#### PROBLEM STATEMENT
Return each row below that contains the word "line", copying every such row in full.

Box annotation data:

>>>

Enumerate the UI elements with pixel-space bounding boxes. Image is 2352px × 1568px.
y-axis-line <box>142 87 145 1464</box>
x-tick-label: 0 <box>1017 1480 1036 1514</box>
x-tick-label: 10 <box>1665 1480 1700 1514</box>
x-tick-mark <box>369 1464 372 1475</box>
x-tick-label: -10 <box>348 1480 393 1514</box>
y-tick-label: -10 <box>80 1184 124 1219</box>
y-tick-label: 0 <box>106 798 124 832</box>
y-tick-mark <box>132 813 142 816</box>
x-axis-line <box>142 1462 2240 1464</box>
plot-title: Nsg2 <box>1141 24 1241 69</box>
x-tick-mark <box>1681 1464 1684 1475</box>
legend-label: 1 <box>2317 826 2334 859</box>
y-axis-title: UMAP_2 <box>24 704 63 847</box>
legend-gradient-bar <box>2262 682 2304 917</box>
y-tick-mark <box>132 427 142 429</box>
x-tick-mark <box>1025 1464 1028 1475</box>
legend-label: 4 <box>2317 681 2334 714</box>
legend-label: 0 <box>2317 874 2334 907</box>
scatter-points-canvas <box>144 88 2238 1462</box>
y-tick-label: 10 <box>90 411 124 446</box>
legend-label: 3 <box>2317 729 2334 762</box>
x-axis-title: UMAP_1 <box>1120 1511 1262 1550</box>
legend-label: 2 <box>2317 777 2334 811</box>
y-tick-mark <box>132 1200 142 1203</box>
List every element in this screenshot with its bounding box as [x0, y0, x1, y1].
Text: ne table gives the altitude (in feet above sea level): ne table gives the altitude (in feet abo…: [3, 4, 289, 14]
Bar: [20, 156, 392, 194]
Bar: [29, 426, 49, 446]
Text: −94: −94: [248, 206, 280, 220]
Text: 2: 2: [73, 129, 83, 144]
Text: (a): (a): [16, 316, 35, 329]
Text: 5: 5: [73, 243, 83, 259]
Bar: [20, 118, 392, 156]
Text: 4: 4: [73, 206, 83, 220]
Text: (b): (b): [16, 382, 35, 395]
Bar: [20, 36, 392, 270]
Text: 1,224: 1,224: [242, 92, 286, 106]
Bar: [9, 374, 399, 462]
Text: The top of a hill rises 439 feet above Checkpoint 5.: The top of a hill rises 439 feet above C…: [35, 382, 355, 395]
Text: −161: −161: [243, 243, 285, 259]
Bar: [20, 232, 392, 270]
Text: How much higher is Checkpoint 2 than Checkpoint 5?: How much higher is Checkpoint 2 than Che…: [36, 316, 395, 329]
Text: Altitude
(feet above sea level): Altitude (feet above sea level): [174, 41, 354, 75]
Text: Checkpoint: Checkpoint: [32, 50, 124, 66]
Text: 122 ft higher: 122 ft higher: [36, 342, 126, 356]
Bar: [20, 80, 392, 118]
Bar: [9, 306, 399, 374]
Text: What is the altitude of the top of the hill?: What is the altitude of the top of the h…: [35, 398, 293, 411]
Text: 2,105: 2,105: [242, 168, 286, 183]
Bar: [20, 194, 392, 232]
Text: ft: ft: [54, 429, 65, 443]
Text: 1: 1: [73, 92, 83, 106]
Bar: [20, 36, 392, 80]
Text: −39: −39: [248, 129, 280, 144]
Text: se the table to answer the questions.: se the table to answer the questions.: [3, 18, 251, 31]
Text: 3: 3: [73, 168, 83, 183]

<<<

#### OUTPUT BELOW
y-axis-line <box>142 87 145 1464</box>
x-axis-line <box>142 1462 2240 1464</box>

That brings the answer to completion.